(BRIEF) The data below must be copied in full and without any change.
## start
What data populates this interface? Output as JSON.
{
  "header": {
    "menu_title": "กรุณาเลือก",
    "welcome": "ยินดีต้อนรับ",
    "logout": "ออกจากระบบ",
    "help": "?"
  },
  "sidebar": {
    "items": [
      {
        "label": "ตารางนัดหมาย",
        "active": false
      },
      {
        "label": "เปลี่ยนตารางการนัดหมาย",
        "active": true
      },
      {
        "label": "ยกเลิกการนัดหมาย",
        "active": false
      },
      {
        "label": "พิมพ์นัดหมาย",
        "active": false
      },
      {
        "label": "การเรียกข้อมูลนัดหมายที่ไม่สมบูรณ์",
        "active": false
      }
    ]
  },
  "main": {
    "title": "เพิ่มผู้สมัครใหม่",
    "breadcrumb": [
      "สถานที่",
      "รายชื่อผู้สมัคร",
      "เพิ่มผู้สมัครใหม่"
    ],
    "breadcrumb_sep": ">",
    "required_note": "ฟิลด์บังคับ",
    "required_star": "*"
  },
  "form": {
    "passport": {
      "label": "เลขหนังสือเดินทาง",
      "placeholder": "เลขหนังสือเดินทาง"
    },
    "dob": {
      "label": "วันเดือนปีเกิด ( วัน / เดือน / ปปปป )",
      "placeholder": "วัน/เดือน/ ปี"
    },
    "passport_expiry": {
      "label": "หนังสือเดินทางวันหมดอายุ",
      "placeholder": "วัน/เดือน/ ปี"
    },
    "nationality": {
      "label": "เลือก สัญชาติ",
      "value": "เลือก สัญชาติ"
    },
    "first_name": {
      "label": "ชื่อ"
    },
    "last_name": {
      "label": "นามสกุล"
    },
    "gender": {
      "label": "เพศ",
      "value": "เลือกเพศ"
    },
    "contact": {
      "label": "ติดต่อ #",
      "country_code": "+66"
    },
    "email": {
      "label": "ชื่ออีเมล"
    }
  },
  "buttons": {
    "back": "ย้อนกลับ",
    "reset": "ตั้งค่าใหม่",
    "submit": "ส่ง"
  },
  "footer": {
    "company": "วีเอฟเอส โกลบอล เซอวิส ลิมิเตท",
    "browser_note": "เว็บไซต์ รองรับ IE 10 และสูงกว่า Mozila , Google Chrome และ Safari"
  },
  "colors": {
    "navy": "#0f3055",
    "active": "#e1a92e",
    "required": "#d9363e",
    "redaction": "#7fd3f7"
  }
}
## end
(RESPONSE TO THE EXERCISE)
What data populates this interface? Output as JSON.
{
  "header": {
    "menu_title": "กรุณาเลือก",
    "welcome": "ยินดีต้อนรับ",
    "logout": "ออกจากระบบ",
    "help": "?"
  },
  "sidebar": {
    "items": [
      {
        "label": "ตารางนัดหมาย",
        "active": false
      },
      {
        "label": "เปลี่ยนตารางการนัดหมาย",
        "active": true
      },
      {
        "label": "ยกเลิกการนัดหมาย",
        "active": false
      },
      {
        "label": "พิมพ์นัดหมาย",
        "active": false
      },
      {
        "label": "การเรียกข้อมูลนัดหมายที่ไม่สมบูรณ์",
        "active": false
      }
    ]
  },
  "main": {
    "title": "เพิ่มผู้สมัครใหม่",
    "breadcrumb": [
      "สถานที่",
      "รายชื่อผู้สมัคร",
      "เพิ่มผู้สมัครใหม่"
    ],
    "breadcrumb_sep": ">",
    "required_note": "ฟิลด์บังคับ",
    "required_star": "*"
  },
  "form": {
    "passport": {
      "label": "เลขหนังสือเดินทาง",
      "placeholder": "เลขหนังสือเดินทาง"
    },
    "dob": {
      "label": "วันเดือนปีเกิด ( วัน / เดือน / ปปปป )",
      "placeholder": "วัน/เดือน/ ปี"
    },
    "passport_expiry": {
      "label": "หนังสือเดินทางวันหมดอายุ",
      "placeholder": "วัน/เดือน/ ปี"
    },
    "nationality": {
      "label": "เลือก สัญชาติ",
      "value": "เลือก สัญชาติ"
    },
    "first_name": {
      "label": "ชื่อ"
    },
    "last_name": {
      "label": "นามสกุล"
    },
    "gender": {
      "label": "เพศ",
      "value": "เลือกเพศ"
    },
    "contact": {
      "label": "ติดต่อ #",
      "country_code": "+66"
    },
    "email": {
      "label": "ชื่ออีเมล"
    }
  },
  "buttons": {
    "back": "ย้อนกลับ",
    "reset": "ตั้งค่าใหม่",
    "submit": "ส่ง"
  },
  "footer": {
    "company": "วีเอฟเอส โกลบอล เซอวิส ลิมิเตท",
    "browser_note": "เว็บไซต์ รองรับ IE 10 และสูงกว่า Mozila , Google Chrome และ Safari"
  },
  "colors": {
    "navy": "#0f3055",
    "active": "#e1a92e",
    "required": "#d9363e",
    "redaction": "#7fd3f7"
  }
}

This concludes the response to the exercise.